# The exercise
Look through the material below for "JSON". Copy every line that contains it.

* START *

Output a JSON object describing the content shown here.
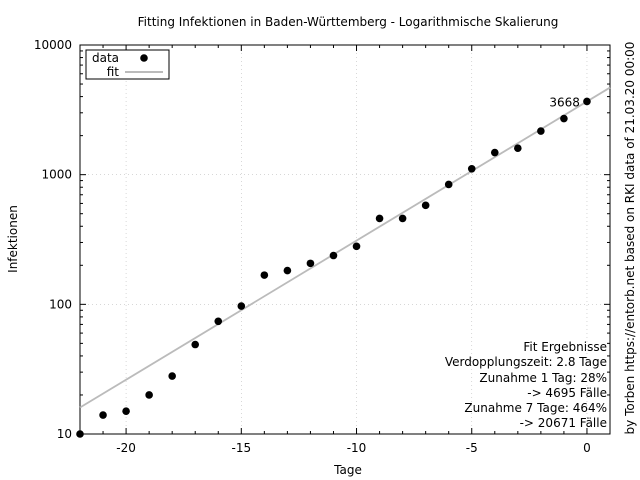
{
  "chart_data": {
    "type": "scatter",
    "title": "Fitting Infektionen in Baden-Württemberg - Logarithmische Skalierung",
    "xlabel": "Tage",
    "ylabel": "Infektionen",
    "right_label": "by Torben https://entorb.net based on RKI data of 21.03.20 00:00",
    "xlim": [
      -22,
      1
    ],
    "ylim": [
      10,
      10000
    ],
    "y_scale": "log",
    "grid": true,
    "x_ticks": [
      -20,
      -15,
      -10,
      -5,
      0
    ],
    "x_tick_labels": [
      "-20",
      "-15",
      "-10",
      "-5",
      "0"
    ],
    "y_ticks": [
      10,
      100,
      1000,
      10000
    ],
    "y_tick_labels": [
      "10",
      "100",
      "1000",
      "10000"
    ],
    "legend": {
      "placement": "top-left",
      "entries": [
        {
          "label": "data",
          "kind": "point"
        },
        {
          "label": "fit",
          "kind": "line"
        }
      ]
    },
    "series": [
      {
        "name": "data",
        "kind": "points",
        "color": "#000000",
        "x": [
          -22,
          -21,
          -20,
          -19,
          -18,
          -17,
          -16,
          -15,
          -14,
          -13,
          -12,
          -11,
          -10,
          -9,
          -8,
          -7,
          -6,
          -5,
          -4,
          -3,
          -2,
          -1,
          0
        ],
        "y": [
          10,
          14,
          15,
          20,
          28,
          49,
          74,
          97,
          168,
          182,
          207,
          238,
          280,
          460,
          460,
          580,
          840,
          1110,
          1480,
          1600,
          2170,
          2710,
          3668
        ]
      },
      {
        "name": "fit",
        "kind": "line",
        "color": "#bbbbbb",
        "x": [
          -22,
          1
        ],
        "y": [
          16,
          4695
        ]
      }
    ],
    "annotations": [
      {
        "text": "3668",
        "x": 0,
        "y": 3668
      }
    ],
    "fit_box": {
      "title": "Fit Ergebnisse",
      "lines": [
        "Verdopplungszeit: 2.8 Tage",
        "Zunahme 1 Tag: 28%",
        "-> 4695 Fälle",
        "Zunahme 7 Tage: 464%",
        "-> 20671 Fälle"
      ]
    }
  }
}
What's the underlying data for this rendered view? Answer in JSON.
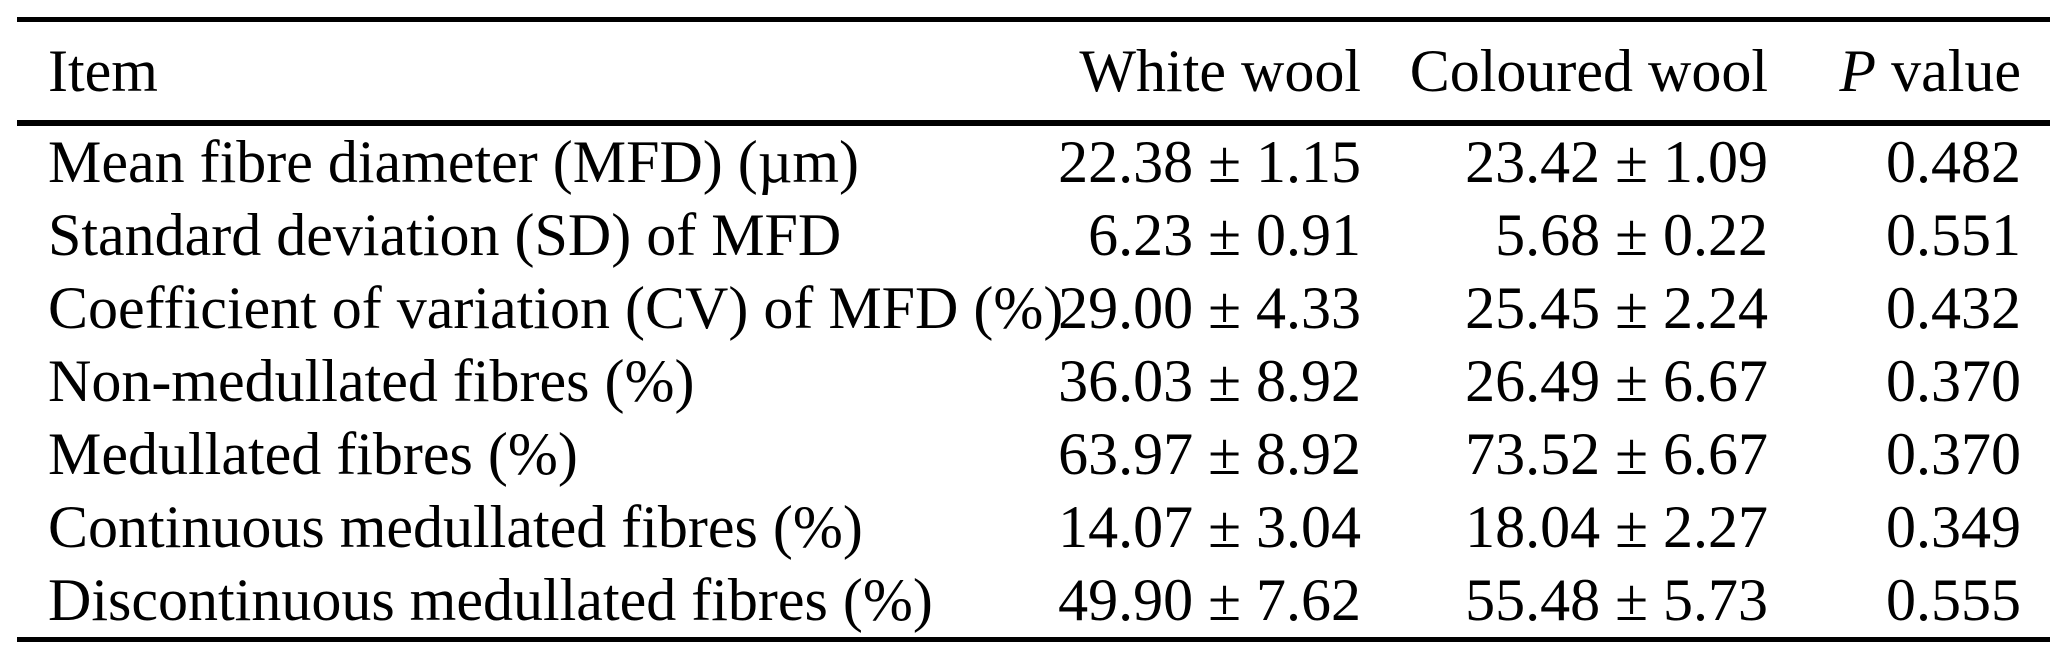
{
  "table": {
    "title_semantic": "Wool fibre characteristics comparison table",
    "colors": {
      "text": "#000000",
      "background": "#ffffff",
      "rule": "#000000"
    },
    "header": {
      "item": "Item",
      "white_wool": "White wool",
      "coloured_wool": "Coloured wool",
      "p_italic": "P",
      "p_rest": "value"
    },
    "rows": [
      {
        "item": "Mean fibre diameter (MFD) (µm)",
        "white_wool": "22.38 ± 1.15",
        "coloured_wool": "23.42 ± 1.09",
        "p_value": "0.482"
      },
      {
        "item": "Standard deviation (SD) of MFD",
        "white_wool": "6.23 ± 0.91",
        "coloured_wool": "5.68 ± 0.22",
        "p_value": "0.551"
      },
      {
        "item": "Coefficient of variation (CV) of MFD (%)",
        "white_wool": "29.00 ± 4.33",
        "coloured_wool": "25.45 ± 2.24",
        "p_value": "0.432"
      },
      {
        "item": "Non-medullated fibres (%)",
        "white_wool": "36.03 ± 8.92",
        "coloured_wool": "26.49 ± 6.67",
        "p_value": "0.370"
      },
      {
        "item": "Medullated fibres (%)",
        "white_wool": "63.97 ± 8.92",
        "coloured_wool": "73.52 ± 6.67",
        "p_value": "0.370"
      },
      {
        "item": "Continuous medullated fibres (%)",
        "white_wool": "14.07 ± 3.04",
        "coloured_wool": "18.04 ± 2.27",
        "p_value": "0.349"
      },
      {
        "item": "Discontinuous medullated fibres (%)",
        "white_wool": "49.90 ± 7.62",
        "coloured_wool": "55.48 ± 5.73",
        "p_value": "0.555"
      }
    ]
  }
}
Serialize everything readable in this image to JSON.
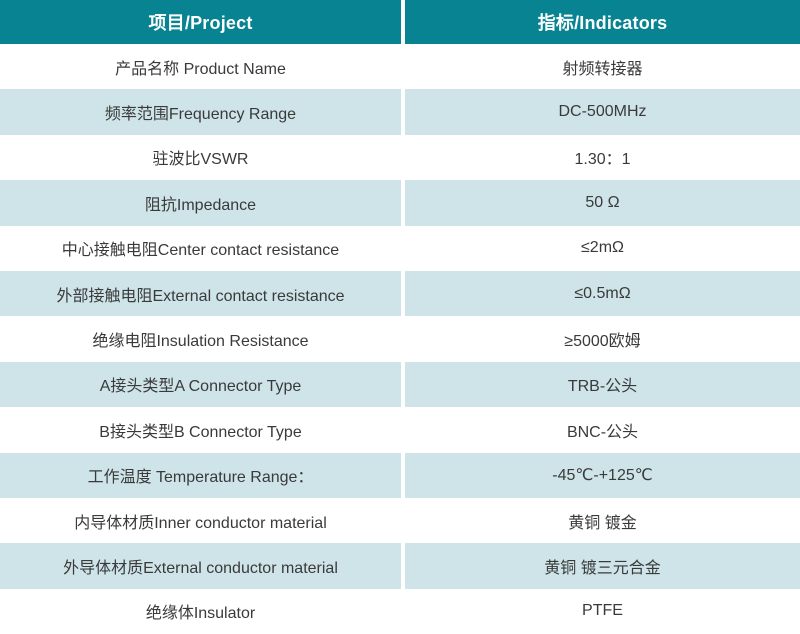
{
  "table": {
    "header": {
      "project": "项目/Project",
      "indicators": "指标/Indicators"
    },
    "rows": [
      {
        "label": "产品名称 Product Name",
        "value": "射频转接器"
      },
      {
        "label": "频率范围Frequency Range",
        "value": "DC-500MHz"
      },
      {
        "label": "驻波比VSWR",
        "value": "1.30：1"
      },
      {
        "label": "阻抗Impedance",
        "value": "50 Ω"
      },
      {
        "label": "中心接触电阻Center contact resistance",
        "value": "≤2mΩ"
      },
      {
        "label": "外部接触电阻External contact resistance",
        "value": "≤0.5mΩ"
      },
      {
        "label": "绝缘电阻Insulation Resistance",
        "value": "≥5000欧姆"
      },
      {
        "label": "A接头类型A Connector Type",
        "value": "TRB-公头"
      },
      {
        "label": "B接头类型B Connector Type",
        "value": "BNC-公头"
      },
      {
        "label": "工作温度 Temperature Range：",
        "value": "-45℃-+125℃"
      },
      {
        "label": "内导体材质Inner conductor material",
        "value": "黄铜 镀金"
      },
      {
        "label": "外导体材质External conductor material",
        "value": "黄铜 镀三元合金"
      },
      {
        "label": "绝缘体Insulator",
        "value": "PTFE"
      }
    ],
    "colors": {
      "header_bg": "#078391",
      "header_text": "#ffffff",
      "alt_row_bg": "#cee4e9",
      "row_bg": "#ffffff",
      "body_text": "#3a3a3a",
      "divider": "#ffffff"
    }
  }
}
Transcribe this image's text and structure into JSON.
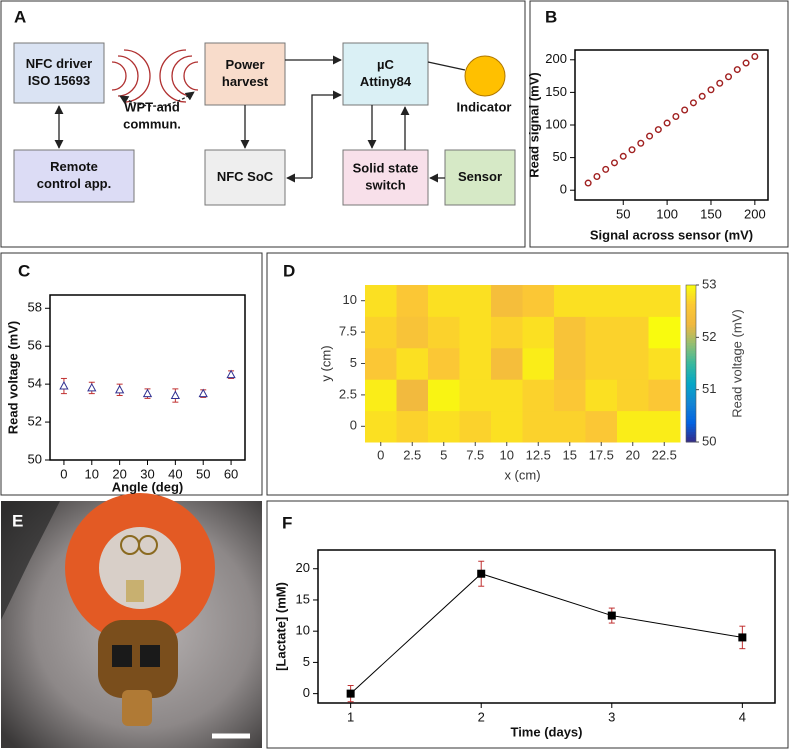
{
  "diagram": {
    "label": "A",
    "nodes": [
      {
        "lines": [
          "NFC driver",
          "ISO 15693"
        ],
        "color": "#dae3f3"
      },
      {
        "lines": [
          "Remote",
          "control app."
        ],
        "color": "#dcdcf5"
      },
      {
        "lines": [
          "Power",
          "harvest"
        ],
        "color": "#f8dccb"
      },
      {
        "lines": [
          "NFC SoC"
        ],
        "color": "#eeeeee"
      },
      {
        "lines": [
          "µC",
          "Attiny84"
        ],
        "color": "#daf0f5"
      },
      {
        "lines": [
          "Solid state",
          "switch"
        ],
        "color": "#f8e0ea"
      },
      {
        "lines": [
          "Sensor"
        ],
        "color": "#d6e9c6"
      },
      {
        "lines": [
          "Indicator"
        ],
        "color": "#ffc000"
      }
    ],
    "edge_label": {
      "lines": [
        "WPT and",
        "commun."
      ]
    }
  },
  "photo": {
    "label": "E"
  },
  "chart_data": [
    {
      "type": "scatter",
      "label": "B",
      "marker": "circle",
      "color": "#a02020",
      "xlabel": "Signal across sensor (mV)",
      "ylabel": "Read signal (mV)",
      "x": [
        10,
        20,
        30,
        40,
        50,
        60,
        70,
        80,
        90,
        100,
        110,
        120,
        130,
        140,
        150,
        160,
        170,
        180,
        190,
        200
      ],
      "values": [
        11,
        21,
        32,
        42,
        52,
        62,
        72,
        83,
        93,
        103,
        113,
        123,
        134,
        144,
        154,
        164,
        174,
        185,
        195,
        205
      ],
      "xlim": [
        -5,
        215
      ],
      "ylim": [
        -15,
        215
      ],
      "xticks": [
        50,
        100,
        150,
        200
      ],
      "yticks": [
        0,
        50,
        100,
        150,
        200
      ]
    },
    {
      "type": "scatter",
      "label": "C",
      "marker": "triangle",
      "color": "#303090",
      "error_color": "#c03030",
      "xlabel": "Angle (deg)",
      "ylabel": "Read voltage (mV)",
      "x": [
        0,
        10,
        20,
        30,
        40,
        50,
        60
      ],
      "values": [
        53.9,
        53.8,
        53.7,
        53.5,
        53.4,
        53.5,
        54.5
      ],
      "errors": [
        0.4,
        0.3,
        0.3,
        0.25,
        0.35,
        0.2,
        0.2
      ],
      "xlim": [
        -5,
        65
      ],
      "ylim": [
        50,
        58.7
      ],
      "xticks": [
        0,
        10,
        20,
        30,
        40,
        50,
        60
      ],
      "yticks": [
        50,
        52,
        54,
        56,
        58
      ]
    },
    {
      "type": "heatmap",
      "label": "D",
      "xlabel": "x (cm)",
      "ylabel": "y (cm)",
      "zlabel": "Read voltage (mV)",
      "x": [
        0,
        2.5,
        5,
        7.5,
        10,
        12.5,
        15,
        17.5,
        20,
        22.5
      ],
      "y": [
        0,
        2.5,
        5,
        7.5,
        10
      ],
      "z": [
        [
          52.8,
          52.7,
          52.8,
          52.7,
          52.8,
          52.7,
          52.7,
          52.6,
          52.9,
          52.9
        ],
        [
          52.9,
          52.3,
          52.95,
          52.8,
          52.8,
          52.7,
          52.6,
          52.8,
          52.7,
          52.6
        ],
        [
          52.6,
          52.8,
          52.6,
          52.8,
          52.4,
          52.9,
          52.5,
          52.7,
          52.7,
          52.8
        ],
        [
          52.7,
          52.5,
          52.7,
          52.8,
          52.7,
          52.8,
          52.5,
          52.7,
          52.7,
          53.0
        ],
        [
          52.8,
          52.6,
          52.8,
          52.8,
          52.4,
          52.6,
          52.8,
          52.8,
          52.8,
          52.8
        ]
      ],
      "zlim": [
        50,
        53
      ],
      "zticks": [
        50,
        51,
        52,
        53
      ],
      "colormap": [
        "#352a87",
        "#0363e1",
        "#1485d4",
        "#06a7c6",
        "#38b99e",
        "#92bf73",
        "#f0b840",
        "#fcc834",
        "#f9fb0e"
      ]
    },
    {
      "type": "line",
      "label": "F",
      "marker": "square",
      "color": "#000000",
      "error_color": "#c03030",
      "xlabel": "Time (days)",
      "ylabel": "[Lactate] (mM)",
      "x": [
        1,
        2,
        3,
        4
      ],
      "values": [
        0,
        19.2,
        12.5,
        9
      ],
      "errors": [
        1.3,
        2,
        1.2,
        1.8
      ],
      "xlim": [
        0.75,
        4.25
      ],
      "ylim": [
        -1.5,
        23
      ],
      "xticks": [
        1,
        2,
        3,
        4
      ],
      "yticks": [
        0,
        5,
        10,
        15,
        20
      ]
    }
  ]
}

* END *

# Response
Output a JSON object describing the content shown here.
What's the underlying data for this rendered view? Answer in JSON.
Serialize everything readable in this image to JSON.
Transcribe this image's text and structure into JSON.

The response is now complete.